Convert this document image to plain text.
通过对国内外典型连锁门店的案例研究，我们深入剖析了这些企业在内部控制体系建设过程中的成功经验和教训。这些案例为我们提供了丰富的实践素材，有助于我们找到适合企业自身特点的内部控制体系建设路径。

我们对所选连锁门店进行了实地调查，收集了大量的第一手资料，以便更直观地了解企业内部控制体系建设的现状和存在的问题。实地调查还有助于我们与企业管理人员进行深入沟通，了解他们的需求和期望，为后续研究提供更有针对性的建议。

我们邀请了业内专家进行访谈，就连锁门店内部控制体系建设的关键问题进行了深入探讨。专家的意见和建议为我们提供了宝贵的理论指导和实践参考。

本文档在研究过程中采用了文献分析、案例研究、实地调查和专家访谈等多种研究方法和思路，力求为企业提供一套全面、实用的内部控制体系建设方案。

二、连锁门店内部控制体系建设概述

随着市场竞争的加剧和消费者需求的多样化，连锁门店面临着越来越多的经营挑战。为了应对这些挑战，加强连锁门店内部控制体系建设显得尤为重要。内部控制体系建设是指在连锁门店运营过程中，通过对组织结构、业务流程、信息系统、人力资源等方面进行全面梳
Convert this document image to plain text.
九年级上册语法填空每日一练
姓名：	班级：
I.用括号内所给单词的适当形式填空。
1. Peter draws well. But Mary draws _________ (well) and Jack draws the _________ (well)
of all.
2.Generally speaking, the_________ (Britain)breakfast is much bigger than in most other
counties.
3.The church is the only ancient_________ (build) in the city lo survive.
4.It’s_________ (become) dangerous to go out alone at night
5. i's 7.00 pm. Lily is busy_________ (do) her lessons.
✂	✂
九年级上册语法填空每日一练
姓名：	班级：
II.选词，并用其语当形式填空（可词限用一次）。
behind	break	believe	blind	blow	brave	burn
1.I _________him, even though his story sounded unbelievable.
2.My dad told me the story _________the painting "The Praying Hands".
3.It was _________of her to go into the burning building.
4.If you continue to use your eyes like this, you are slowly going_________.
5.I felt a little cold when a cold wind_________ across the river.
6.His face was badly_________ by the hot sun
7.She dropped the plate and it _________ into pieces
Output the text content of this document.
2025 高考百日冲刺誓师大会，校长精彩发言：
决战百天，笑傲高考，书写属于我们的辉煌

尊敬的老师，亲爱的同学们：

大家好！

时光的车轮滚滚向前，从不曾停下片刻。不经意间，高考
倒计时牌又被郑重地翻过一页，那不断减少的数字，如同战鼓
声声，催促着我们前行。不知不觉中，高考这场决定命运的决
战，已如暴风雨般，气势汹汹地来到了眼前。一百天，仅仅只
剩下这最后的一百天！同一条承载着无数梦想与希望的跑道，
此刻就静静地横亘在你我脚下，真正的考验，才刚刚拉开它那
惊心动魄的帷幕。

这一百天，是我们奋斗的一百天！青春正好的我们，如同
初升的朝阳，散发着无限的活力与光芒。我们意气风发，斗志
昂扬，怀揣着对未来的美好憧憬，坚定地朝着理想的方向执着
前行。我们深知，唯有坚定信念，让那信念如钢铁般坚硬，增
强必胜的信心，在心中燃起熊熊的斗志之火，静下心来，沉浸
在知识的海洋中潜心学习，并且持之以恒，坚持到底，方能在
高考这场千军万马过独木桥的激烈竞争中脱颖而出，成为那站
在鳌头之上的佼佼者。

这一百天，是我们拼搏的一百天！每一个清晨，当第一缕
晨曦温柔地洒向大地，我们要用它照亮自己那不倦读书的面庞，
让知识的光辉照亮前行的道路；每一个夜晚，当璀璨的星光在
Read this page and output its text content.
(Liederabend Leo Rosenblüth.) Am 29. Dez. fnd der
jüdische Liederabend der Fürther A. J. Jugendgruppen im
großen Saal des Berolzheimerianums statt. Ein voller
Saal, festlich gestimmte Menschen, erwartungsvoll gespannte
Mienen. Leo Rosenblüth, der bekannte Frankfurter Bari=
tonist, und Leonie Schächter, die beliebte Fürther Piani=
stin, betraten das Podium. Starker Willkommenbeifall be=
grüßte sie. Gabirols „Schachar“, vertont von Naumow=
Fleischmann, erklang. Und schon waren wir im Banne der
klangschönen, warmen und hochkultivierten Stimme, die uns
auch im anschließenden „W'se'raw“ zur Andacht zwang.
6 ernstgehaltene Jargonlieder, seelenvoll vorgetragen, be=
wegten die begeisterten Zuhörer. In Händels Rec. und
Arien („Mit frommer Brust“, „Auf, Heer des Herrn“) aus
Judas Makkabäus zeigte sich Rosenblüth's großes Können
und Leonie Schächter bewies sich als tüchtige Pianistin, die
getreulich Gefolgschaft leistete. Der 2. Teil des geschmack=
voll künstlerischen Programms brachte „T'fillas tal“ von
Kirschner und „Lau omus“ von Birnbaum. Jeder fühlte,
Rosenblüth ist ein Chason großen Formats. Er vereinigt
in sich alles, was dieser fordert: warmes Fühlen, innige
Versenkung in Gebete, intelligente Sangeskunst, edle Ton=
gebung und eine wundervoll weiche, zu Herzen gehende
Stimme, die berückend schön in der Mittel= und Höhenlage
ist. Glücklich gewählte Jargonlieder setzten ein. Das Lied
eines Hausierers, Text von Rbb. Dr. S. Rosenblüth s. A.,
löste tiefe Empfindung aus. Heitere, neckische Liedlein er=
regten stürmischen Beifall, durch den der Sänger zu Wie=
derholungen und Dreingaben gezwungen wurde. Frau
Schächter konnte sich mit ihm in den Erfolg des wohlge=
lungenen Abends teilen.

Work to be completed:
Locate the word "content" in the data above. Copy every line carrying it.

Solution:
Output the text content of this document.
Read this page and output its text content.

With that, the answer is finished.